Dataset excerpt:
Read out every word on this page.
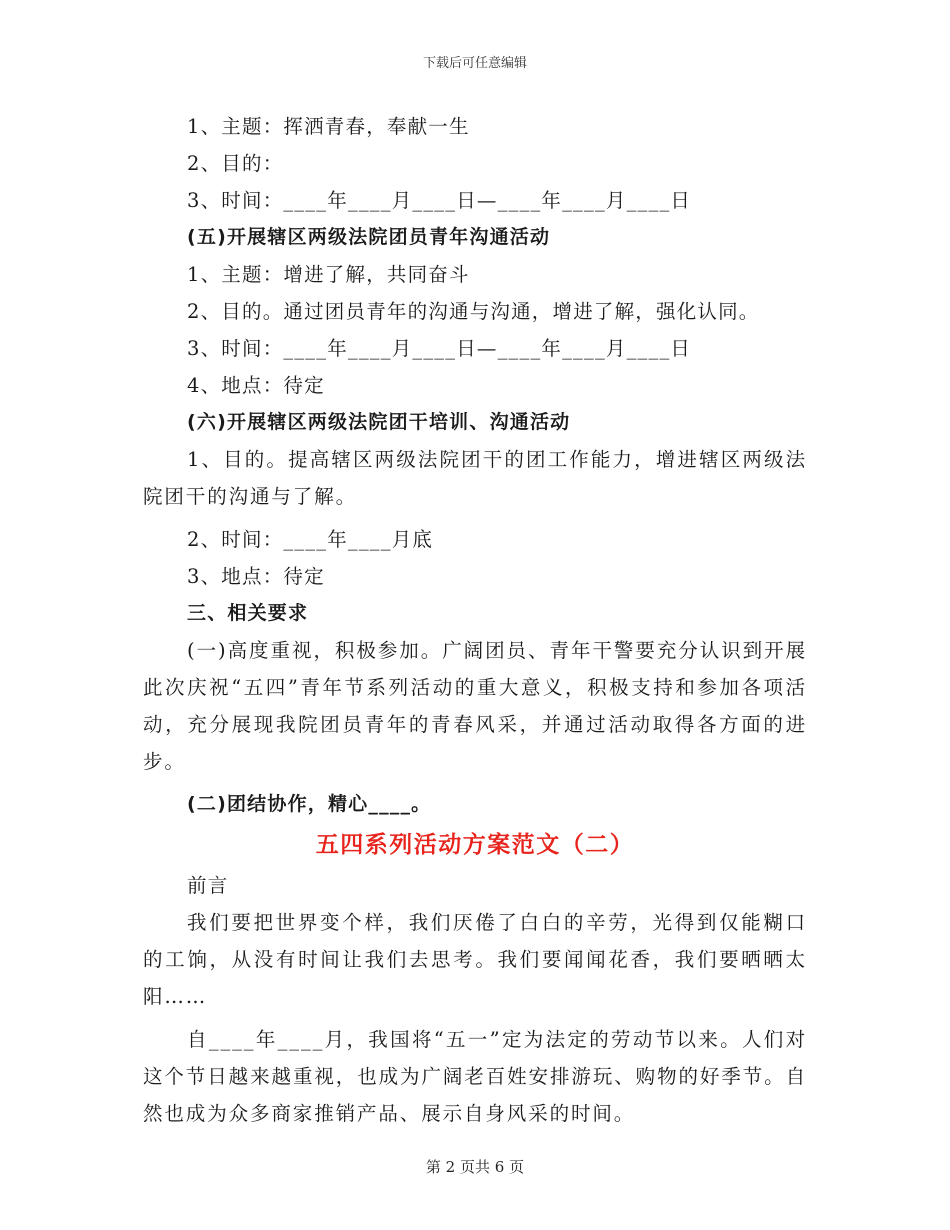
下载后可任意编辑
1、主题：挥洒青春，奉献一生
2、目的：
3、时间：____年____月____日—____年____月____日
(五)开展辖区两级法院团员青年沟通活动
1、主题：增进了解，共同奋斗
2、目的。通过团员青年的沟通与沟通，增进了解，强化认同。
3、时间：____年____月____日—____年____月____日
4、地点：待定
(六)开展辖区两级法院团干培训、沟通活动
1、目的。提高辖区两级法院团干的团工作能力，增进辖区两级法院团干的沟通与了解。
2、时间：____年____月底
3、地点：待定
三、相关要求
(一)高度重视，积极参加。广阔团员、青年干警要充分认识到开展此次庆祝“五四”青年节系列活动的重大意义，积极支持和参加各项活动，充分展现我院团员青年的青春风采，并通过活动取得各方面的进步。
(二)团结协作，精心____。
五四系列活动方案范文（二）
前言
我们要把世界变个样，我们厌倦了白白的辛劳，光得到仅能糊口的工饷，从没有时间让我们去思考。我们要闻闻花香，我们要晒晒太阳……
自____年____月，我国将“五一”定为法定的劳动节以来。人们对这个节日越来越重视，也成为广阔老百姓安排游玩、购物的好季节。自然也成为众多商家推销产品、展示自身风采的时间。
第 2 页共 6 页
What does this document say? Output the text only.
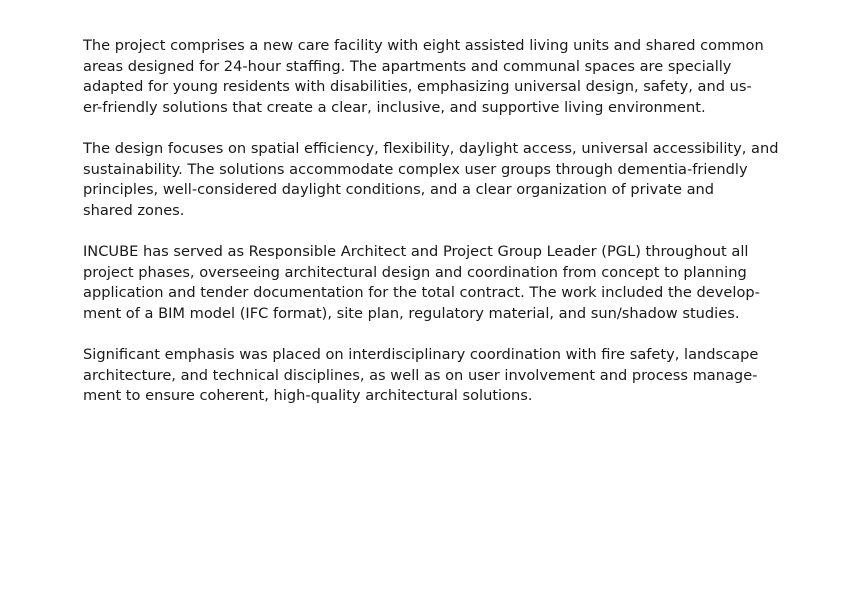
The project comprises a new care facility with eight assisted living units and shared common
areas designed for 24-hour staffing. The apartments and communal spaces are specially
adapted for young residents with disabilities, emphasizing universal design, safety, and us-
er-friendly solutions that create a clear, inclusive, and supportive living environment.

The design focuses on spatial efficiency, flexibility, daylight access, universal accessibility, and
sustainability. The solutions accommodate complex user groups through dementia-friendly
principles, well-considered daylight conditions, and a clear organization of private and
shared zones.

INCUBE has served as Responsible Architect and Project Group Leader (PGL) throughout all
project phases, overseeing architectural design and coordination from concept to planning
application and tender documentation for the total contract. The work included the develop-
ment of a BIM model (IFC format), site plan, regulatory material, and sun/shadow studies.

Significant emphasis was placed on interdisciplinary coordination with fire safety, landscape
architecture, and technical disciplines, as well as on user involvement and process manage-
ment to ensure coherent, high-quality architectural solutions.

WHAT IS ASKED: Word for word, please, restate the lines of the listing from the one holding "What does this" down to the last line, leaving out any pictures.

RESPONSE TO THE TASK:
What does this document say? Output the text only.
The project comprises a new care facility with eight assisted living units and shared common
areas designed for 24-hour staffing. The apartments and communal spaces are specially
adapted for young residents with disabilities, emphasizing universal design, safety, and us-
er-friendly solutions that create a clear, inclusive, and supportive living environment.

The design focuses on spatial efficiency, flexibility, daylight access, universal accessibility, and
sustainability. The solutions accommodate complex user groups through dementia-friendly
principles, well-considered daylight conditions, and a clear organization of private and
shared zones.

INCUBE has served as Responsible Architect and Project Group Leader (PGL) throughout all
project phases, overseeing architectural design and coordination from concept to planning
application and tender documentation for the total contract. The work included the develop-
ment of a BIM model (IFC format), site plan, regulatory material, and sun/shadow studies.

Significant emphasis was placed on interdisciplinary coordination with fire safety, landscape
architecture, and technical disciplines, as well as on user involvement and process manage-
ment to ensure coherent, high-quality architectural solutions.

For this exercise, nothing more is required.